DIRECTIONS – Isolate every line in the data with the string "image" and copy it.

[Saved entries]

— start —

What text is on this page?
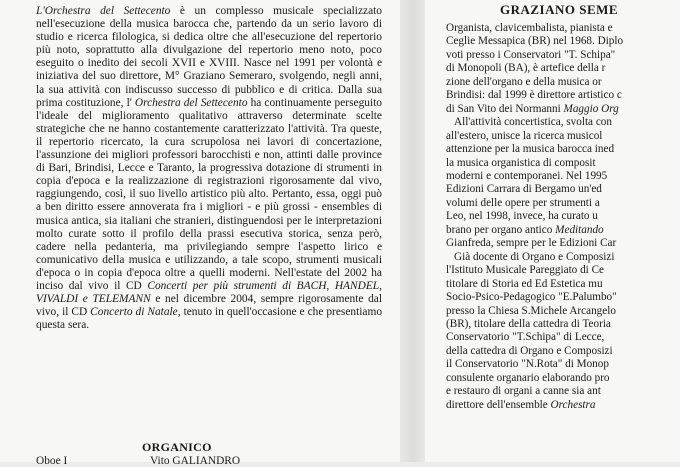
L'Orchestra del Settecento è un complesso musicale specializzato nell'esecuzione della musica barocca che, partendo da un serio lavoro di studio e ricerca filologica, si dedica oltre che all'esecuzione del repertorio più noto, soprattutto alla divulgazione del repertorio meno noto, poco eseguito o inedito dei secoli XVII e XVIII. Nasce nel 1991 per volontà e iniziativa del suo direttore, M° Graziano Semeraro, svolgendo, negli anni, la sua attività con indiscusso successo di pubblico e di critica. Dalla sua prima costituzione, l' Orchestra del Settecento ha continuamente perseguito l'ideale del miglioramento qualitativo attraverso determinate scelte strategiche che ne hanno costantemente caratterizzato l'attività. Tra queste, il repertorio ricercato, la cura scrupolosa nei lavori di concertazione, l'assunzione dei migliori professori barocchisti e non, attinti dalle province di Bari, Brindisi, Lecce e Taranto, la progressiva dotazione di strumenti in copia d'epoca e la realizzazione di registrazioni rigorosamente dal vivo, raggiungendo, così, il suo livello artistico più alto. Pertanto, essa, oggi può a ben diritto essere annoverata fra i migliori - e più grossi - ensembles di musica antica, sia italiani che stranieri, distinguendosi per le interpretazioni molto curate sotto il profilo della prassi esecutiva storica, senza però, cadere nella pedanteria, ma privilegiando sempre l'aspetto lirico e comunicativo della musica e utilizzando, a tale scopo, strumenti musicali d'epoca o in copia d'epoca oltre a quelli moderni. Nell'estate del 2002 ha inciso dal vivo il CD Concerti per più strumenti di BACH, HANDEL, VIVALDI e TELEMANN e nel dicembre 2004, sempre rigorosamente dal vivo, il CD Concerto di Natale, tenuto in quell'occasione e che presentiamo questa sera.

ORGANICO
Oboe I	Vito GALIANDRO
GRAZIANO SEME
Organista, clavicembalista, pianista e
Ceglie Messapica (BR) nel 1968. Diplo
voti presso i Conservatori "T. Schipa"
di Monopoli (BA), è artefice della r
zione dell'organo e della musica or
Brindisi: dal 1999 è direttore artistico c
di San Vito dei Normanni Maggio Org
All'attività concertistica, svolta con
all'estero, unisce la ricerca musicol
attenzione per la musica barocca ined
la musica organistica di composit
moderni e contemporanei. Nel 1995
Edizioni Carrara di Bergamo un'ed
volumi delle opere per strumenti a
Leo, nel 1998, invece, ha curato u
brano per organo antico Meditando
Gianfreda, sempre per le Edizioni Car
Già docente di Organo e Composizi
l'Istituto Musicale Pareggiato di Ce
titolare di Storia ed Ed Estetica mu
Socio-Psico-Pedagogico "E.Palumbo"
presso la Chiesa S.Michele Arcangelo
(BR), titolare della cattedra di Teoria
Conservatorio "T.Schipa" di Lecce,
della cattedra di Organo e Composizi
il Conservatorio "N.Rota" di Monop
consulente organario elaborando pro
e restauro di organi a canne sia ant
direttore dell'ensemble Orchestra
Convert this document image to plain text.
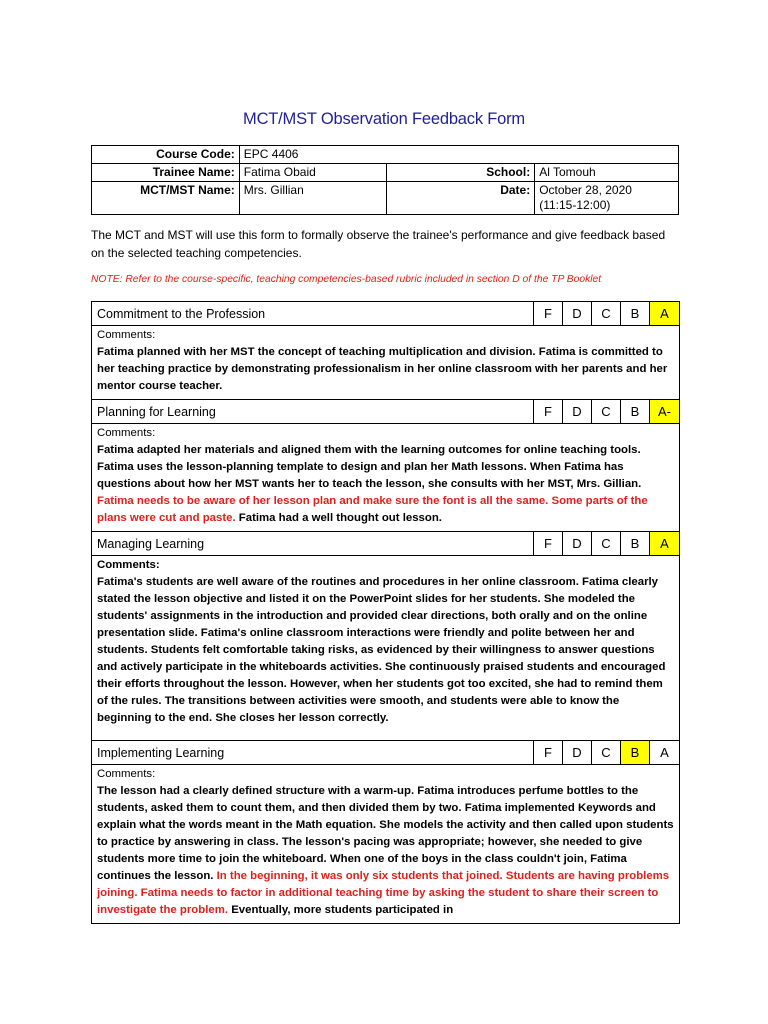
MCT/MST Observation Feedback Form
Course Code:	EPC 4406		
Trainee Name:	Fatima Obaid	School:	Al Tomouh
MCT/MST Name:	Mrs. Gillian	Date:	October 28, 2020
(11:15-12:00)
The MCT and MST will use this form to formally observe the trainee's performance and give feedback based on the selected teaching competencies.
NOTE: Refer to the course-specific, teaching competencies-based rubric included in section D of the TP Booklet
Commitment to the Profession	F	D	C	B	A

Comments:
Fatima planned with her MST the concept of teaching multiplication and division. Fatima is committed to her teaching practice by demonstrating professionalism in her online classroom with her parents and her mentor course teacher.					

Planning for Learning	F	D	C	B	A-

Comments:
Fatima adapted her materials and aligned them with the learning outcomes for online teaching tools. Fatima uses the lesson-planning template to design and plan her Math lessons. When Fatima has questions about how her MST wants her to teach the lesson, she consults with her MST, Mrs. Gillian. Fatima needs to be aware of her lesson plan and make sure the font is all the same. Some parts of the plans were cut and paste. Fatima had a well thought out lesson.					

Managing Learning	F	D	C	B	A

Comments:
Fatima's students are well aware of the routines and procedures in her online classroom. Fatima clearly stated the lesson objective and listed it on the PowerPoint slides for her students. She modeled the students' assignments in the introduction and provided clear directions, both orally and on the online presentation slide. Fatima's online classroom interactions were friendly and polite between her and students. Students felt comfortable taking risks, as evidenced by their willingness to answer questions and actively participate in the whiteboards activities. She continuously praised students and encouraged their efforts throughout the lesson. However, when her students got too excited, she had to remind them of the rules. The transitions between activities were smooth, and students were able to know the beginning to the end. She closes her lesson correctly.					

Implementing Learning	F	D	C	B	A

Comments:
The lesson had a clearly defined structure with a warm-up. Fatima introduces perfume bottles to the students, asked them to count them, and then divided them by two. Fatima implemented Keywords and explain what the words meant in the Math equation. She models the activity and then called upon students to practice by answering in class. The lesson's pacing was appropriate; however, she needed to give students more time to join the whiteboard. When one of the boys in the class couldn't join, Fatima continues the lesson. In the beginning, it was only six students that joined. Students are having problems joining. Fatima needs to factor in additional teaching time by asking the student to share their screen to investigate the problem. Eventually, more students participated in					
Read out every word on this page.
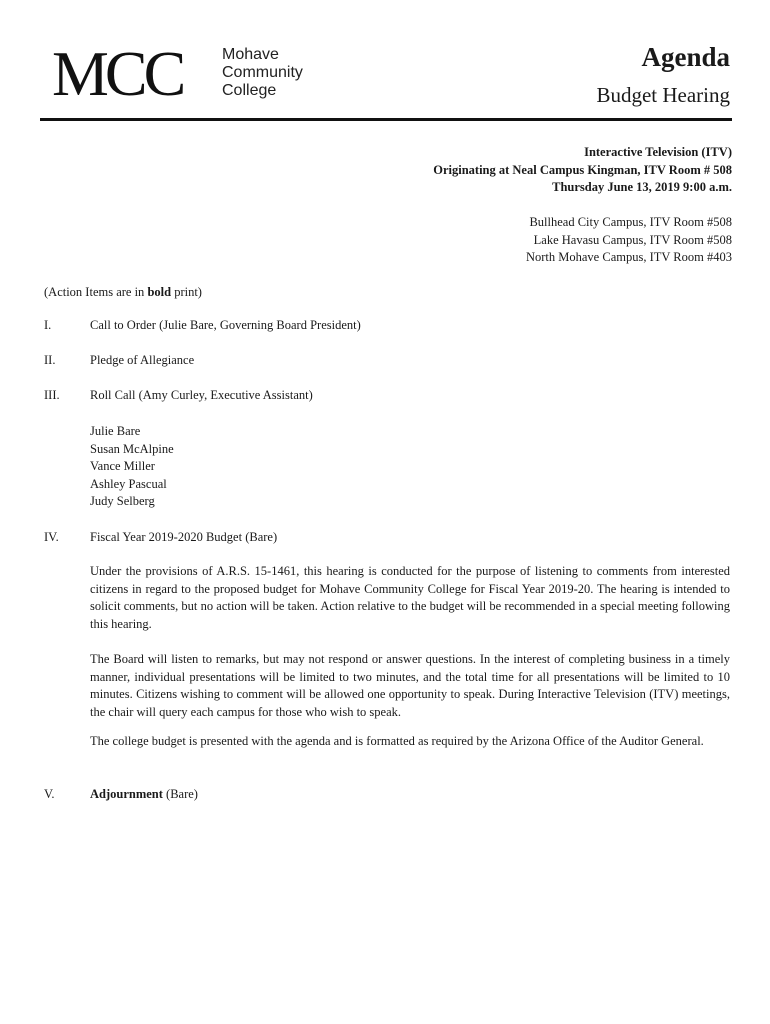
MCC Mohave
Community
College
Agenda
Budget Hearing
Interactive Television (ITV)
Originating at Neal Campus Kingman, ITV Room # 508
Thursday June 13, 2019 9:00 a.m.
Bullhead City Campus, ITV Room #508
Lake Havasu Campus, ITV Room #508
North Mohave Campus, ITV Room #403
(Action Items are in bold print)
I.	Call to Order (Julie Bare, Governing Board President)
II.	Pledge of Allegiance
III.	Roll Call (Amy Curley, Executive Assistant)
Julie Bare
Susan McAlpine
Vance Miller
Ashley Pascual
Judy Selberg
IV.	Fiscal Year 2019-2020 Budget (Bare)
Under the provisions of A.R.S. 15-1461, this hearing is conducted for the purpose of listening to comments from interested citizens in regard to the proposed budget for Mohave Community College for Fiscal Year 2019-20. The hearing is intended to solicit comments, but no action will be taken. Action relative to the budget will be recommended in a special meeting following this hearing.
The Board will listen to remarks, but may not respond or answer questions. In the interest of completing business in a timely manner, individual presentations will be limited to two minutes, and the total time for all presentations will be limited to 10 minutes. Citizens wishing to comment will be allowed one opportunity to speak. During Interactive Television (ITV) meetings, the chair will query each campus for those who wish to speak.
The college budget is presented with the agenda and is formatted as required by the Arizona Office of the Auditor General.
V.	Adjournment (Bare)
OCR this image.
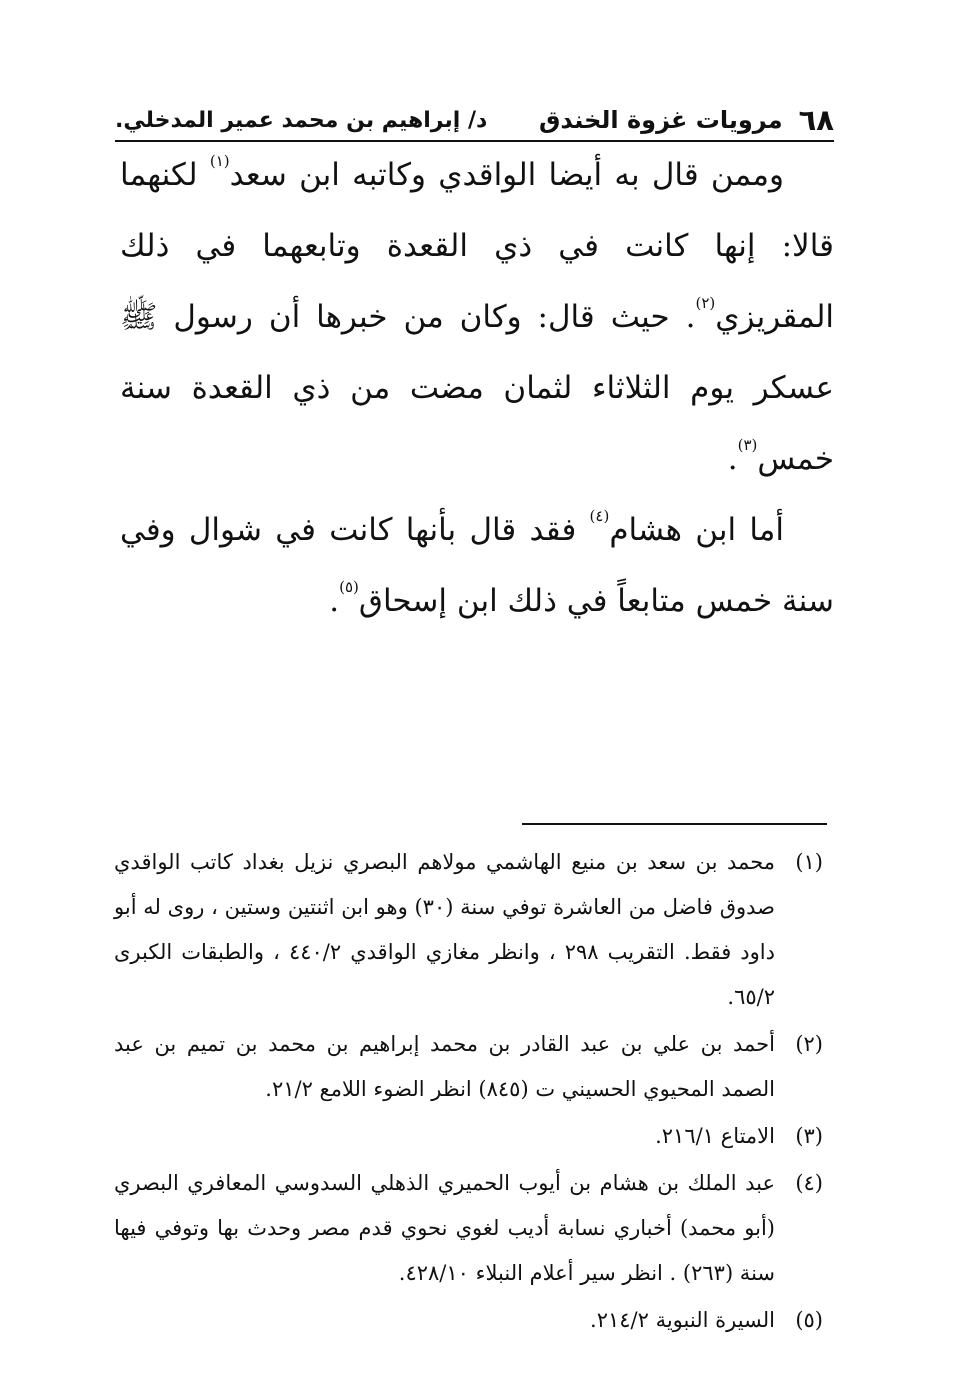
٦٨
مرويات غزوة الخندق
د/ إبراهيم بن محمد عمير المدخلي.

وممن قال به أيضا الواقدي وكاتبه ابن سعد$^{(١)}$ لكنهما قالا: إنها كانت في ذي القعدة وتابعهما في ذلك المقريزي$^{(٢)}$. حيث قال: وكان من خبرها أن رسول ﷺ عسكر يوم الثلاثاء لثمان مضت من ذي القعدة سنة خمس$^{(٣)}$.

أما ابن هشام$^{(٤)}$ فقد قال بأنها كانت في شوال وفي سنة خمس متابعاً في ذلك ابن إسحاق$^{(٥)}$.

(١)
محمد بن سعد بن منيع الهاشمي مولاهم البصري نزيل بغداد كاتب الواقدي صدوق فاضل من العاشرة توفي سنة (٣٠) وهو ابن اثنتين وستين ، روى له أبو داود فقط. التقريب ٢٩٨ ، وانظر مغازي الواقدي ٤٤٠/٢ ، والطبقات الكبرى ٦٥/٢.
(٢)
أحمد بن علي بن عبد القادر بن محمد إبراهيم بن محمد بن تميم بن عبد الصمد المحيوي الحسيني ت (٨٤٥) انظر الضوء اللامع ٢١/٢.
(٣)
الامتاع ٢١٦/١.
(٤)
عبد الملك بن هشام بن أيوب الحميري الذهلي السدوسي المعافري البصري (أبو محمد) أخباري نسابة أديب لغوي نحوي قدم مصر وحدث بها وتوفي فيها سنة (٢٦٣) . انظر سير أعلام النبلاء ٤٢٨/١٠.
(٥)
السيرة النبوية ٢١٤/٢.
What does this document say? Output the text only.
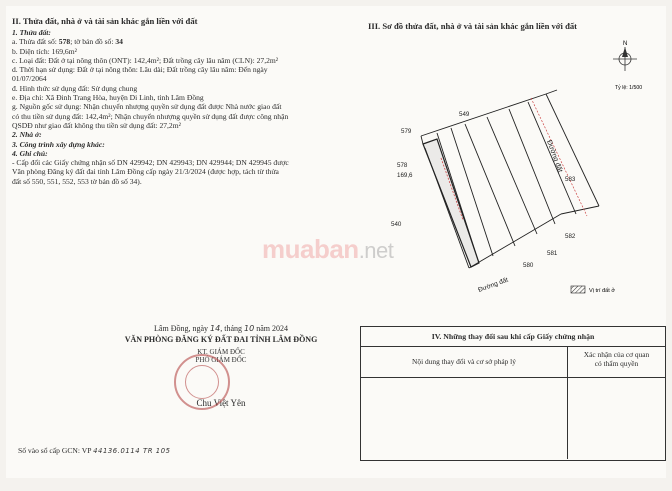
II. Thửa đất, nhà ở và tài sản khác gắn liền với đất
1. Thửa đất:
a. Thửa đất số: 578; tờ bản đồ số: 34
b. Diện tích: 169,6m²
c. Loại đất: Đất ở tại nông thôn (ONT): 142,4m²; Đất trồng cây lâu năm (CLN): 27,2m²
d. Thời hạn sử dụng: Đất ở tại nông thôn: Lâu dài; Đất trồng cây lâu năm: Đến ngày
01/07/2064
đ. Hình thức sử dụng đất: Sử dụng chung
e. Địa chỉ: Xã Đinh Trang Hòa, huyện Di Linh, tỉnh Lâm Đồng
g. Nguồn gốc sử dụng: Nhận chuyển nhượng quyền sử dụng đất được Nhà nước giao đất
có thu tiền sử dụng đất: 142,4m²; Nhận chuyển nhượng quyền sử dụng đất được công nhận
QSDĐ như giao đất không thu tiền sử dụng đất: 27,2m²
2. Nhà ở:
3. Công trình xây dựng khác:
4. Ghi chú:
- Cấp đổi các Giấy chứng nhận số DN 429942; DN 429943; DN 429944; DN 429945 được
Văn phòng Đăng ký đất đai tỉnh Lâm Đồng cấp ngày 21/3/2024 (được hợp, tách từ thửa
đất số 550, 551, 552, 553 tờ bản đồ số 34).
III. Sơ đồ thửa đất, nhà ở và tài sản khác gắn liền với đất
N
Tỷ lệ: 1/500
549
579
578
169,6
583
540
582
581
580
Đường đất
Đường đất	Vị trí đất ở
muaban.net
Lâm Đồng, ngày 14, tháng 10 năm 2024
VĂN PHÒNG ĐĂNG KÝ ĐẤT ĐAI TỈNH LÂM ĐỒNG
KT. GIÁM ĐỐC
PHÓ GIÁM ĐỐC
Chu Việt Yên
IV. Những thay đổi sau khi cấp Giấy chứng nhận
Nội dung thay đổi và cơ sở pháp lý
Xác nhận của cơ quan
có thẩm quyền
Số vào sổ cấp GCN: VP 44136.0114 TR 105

— end —

COMPLETE OUTPUT –
Convert this document image to plain text.
OCR this image.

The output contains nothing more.